** Goal of the exercise **
According to the article below on the Scottish Labour Party's visit to Glenrothes, how long did the Scottish Shadow Cabinet meet at Rothes Halls?

** Text under study **

Senior members of the Scottish Labour Party descended on Glenrothes on Monday as their leader confirmed Fife was earmarked as a key battle ground in the forthcoming general election.
The entire Scottish Shadow Cabinet met at Rothes Halls for an hour and 45 minutes before venturing out to communities in the west to canvas voters.
The meeting was believed to be the first of its kind by any political party to be held in Glenrothes.
It is the clearest indication yet from the Labour ranks that even constituencies once thought of as safe seats - retiring MP Lindsay Roy held Glenrothes and Central Fife seat with a comfortable 16,448 majority - are not being taken for granted.
Party Leader Jim Murphy told the Gazette current opinion polls putting Labour behind the Scottish National Party had to be “taken seriously” .
“We are behind in the polls which if they turn out to be true will mean we lose seats which will lead to a returning Tory government,” said Mr Murphy.
We are behind in the polls which if they turn out to be true will mean we lose seatsJim Murphy
“I don’t feel they represent or benefit the har d working people in this country, including the great many that live here in Glenrothes.”
The cabinet get-together was followed by Mr Murphy meeting around a dozen key business leaders from the town, in which the leader asked local industrialists how best a Labour government should they be successful could best help stimulate growth and jobs in the region.
Mr Murphy then headed to Levenmouth to visit the new school and college campus facility currently under construction.
The visit one of several planned in the lead up to their party conference in a weeks time, where they will unveil their election manifesto.

** Dataset entries **

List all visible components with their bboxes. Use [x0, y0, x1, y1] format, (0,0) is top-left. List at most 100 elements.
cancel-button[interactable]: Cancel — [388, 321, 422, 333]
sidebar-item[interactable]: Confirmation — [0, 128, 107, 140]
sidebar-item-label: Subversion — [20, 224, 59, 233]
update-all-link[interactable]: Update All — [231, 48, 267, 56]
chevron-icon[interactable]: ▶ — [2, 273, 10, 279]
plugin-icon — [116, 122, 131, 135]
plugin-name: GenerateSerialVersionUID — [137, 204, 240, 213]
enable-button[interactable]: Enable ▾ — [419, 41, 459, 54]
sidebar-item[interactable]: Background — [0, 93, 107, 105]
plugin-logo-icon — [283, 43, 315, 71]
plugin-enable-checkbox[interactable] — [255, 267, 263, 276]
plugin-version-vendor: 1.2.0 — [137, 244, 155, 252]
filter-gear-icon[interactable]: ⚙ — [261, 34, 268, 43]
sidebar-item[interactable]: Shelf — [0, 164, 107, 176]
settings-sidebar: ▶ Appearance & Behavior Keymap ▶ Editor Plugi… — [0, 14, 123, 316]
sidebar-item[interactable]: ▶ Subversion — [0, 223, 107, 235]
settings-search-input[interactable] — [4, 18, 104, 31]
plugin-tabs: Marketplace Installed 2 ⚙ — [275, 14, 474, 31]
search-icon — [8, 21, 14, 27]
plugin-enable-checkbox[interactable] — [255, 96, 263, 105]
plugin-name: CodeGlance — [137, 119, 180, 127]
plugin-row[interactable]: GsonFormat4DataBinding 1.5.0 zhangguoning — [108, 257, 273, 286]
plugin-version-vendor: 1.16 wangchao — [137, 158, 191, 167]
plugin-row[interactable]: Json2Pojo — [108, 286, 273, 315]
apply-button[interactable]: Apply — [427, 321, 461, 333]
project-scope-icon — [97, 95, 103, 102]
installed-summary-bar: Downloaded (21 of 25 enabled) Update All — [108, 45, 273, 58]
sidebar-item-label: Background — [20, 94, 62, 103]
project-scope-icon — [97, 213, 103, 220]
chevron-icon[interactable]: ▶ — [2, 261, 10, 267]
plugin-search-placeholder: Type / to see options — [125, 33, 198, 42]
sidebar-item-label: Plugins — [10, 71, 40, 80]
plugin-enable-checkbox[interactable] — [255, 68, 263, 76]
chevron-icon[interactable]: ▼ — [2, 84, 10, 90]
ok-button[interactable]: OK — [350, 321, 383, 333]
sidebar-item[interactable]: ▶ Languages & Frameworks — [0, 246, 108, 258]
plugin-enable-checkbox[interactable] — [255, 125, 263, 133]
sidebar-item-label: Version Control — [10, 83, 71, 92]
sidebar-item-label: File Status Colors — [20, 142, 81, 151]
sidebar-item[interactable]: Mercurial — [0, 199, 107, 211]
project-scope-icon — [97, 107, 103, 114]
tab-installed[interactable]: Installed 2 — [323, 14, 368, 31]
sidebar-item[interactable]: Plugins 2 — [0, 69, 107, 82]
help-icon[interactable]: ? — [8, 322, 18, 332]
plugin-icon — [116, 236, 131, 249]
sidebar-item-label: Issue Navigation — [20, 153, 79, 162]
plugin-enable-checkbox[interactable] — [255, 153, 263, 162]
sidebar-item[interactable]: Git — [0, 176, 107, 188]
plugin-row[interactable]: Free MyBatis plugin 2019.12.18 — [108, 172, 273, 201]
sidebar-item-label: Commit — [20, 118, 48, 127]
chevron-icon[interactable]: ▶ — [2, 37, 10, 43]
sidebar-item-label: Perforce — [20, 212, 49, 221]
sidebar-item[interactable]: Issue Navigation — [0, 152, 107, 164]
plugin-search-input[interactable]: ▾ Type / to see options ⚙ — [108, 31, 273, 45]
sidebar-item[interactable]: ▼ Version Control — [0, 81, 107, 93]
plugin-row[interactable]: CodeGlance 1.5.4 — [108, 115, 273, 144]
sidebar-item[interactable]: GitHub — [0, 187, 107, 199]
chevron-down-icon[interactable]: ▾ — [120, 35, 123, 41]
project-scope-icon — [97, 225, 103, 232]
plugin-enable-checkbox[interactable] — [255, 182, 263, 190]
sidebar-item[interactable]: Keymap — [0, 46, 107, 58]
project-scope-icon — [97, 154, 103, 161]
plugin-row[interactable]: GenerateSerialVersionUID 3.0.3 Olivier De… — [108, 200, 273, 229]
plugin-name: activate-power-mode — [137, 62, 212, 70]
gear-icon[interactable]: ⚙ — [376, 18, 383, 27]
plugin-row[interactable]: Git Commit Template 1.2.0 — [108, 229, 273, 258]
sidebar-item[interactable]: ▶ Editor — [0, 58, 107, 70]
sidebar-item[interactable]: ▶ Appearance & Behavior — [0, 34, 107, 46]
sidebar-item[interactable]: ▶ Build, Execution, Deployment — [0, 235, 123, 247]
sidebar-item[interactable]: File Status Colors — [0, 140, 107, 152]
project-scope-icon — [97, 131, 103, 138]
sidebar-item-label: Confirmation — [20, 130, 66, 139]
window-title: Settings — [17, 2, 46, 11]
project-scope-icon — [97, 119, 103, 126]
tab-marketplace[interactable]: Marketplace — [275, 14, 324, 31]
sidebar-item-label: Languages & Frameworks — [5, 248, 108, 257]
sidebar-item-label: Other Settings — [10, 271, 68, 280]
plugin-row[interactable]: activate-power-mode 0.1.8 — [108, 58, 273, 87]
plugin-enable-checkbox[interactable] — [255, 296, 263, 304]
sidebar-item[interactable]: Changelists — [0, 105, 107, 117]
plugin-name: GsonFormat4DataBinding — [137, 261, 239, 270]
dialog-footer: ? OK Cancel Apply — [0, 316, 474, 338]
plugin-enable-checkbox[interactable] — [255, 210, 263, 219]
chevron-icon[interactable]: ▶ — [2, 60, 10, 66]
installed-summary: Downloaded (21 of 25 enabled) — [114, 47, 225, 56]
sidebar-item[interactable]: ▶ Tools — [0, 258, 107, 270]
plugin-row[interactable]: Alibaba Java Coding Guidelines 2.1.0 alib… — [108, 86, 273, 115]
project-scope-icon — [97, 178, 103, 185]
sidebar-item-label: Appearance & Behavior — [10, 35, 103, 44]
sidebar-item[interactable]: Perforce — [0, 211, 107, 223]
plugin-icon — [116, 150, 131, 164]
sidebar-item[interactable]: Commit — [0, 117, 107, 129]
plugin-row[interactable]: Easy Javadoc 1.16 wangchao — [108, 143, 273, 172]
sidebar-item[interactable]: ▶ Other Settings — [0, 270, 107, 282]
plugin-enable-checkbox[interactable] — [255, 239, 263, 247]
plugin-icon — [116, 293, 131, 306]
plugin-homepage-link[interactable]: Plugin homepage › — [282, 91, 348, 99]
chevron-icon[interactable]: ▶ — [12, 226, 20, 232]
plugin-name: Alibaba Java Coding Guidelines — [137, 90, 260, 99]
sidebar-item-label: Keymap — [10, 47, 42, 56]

** Reply **
An hour and 45 minutes.